The data
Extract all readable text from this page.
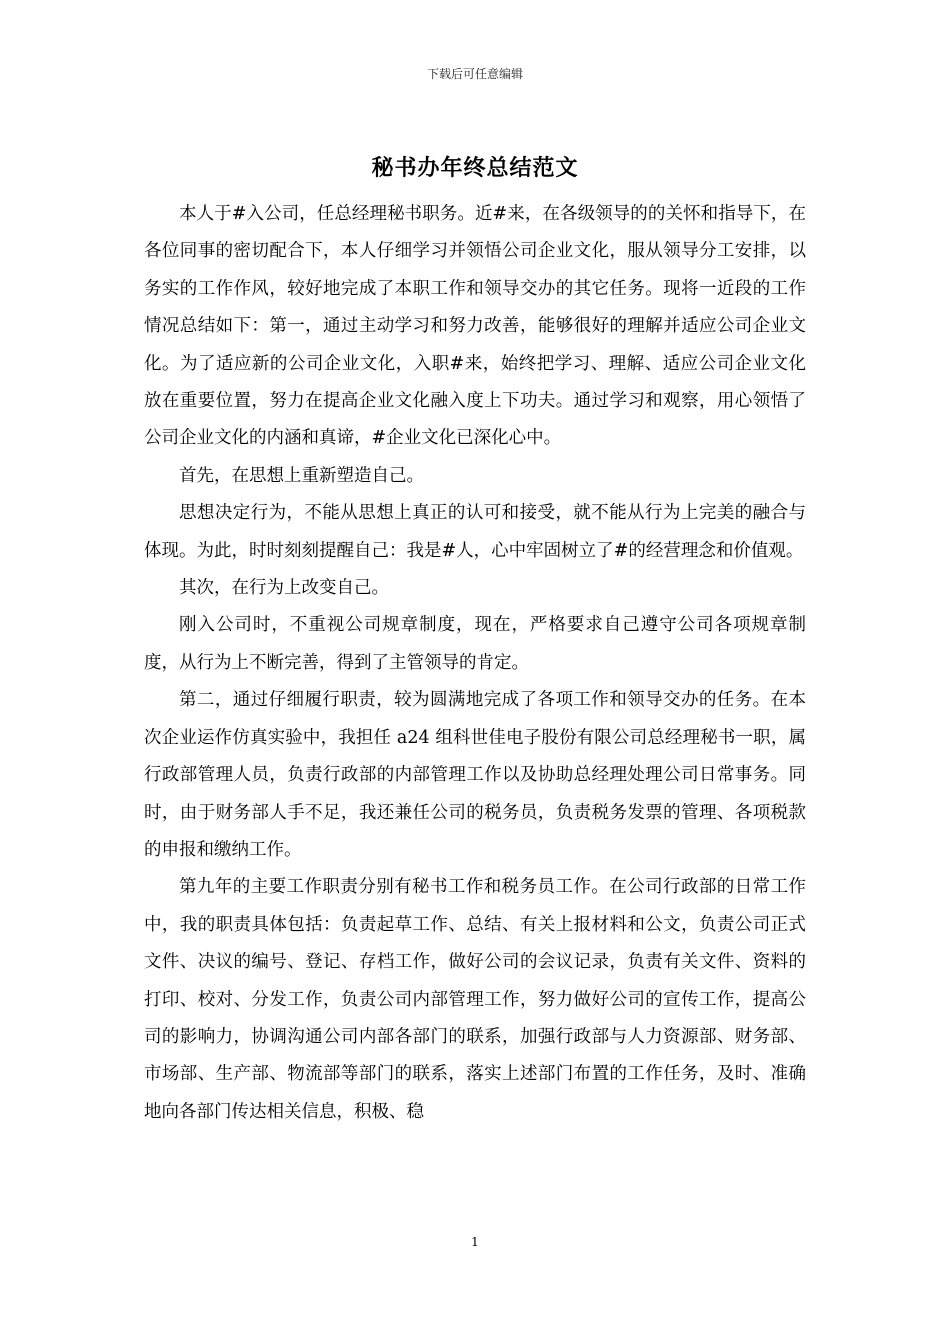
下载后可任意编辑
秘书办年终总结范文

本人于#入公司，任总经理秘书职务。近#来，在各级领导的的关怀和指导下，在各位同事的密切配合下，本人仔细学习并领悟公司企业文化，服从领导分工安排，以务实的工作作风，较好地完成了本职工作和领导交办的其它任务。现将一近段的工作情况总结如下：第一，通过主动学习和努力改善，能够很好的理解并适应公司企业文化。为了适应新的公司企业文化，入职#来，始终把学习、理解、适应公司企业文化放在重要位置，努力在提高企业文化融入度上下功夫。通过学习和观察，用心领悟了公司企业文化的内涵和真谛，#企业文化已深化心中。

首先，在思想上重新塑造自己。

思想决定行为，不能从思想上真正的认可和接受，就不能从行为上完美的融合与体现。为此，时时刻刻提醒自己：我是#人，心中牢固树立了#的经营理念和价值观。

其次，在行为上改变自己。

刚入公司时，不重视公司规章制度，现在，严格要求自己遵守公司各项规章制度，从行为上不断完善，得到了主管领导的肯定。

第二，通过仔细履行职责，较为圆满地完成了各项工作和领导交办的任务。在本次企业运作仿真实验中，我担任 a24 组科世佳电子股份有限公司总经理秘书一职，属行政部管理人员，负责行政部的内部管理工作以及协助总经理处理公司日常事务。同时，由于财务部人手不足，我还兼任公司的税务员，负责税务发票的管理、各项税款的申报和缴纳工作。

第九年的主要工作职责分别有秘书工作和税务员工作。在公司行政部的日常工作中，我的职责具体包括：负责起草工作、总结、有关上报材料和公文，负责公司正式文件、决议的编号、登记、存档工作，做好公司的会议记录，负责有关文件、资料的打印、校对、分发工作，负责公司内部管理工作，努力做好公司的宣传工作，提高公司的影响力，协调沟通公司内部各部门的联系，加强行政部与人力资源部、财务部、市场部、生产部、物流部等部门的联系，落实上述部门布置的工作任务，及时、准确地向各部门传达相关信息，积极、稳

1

---

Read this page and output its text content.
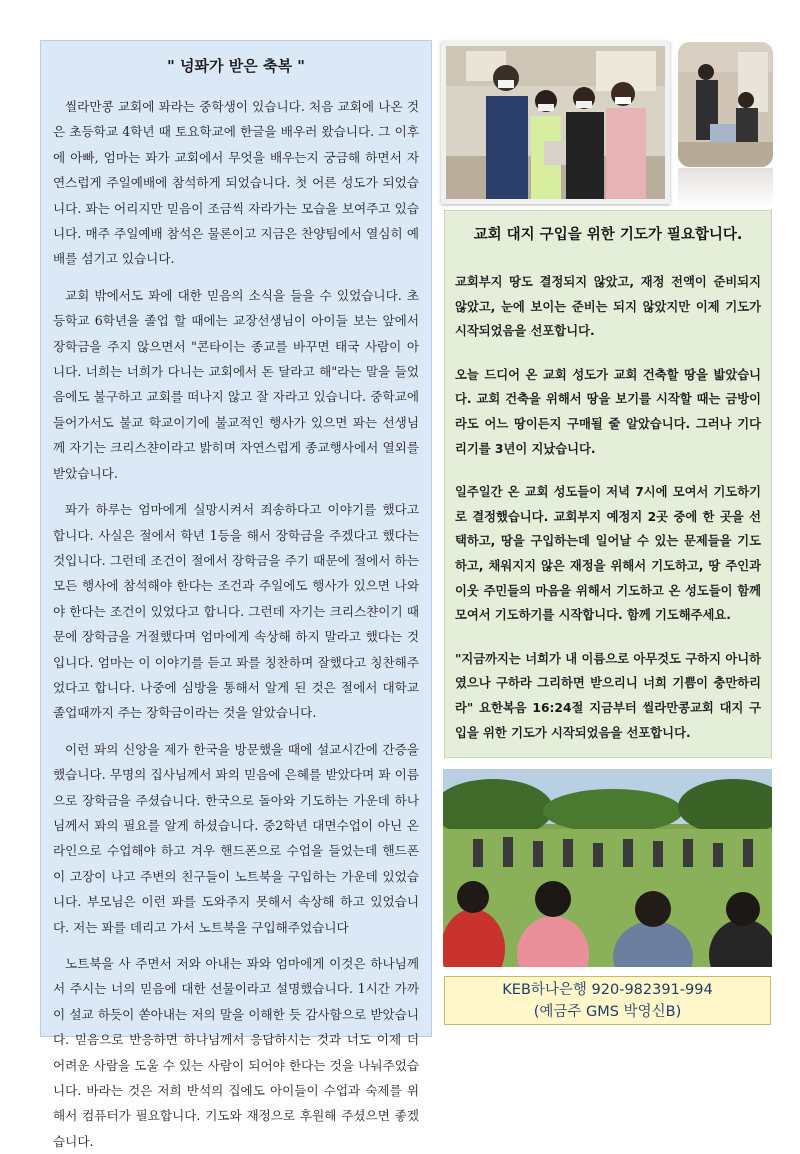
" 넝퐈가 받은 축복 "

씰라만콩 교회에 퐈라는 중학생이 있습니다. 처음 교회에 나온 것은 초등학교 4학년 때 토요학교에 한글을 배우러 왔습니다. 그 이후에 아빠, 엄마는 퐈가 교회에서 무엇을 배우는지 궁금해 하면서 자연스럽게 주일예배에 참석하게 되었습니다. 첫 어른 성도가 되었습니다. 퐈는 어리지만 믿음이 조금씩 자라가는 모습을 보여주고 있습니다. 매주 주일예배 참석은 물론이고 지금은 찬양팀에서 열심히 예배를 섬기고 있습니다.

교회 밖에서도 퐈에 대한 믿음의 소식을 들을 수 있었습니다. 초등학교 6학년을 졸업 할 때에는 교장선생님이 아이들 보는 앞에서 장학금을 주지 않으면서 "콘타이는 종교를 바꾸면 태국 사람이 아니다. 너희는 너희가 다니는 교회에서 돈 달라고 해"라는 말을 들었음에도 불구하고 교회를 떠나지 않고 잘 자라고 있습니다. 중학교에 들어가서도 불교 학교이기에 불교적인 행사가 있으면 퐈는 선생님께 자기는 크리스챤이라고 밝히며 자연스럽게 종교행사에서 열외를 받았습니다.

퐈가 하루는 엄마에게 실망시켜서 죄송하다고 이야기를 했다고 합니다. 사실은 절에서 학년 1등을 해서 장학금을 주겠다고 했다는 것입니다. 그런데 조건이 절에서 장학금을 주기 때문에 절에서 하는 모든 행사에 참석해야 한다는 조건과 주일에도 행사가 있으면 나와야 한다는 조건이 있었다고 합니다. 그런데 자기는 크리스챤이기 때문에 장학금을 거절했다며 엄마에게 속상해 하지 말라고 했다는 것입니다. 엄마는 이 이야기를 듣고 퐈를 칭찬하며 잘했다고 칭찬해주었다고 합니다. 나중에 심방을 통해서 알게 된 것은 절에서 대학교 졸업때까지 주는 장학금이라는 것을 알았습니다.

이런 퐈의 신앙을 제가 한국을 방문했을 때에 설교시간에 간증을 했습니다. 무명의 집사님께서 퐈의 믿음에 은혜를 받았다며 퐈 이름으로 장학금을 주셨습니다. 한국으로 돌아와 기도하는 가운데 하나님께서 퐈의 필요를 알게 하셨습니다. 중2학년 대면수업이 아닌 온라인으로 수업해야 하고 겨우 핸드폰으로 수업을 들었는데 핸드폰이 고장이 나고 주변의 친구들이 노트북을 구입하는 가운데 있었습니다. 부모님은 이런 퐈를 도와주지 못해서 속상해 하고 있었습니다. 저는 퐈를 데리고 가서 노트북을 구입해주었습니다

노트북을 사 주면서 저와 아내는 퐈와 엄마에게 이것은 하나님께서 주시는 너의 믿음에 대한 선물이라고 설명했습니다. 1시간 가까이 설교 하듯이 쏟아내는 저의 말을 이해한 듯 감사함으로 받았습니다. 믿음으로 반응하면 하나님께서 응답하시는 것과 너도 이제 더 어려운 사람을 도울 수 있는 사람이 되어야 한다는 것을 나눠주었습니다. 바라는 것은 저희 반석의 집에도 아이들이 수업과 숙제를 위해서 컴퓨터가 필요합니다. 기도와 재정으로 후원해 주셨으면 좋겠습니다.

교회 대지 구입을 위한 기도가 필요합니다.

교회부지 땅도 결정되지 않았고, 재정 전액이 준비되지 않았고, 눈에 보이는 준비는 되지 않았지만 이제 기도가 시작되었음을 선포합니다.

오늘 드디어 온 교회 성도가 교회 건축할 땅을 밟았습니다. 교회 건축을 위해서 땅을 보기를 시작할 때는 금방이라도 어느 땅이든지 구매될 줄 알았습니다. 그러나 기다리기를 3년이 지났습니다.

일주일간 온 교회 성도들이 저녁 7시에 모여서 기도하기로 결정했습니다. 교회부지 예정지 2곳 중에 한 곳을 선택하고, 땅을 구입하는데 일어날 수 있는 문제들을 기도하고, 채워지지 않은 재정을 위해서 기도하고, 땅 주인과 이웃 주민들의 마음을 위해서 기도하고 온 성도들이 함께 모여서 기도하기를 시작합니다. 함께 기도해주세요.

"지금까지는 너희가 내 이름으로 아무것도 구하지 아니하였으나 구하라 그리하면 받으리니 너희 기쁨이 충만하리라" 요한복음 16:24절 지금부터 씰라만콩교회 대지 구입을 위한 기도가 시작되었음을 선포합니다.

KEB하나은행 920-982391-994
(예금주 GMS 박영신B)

==

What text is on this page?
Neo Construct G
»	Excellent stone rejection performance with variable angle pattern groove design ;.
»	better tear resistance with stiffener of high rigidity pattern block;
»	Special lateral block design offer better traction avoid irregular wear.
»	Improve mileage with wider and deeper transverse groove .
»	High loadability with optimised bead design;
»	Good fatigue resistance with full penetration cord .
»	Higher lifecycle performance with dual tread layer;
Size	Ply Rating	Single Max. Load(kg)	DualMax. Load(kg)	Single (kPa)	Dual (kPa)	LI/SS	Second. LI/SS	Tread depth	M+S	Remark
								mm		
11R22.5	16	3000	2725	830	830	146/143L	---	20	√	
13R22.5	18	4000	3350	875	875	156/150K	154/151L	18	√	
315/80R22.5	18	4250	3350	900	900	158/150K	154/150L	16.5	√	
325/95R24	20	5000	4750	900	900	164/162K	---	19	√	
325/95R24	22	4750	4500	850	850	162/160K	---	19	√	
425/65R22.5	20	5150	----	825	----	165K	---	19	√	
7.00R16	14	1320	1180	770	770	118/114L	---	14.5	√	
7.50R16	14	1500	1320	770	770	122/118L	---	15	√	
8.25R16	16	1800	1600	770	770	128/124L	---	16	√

Exercise
From the records, copy every line that has the string "교회부지" in it.

Expected output
교회부지 땅도 결정되지 않았고, 재정 전액이 준비되지 않았고, 눈에 보이는 준비는 되지 않았지만 이제 기도가 시작되었음을 선포합니다.
일주일간 온 교회 성도들이 저녁 7시에 모여서 기도하기로 결정했습니다. 교회부지 예정지 2곳 중에 한 곳을 선택하고, 땅을 구입하는데 일어날 수 있는 문제들을 기도하고, 채워지지 않은 재정을 위해서 기도하고, 땅 주인과 이웃 주민들의 마음을 위해서 기도하고 온 성도들이 함께 모여서 기도하기를 시작합니다. 함께 기도해주세요.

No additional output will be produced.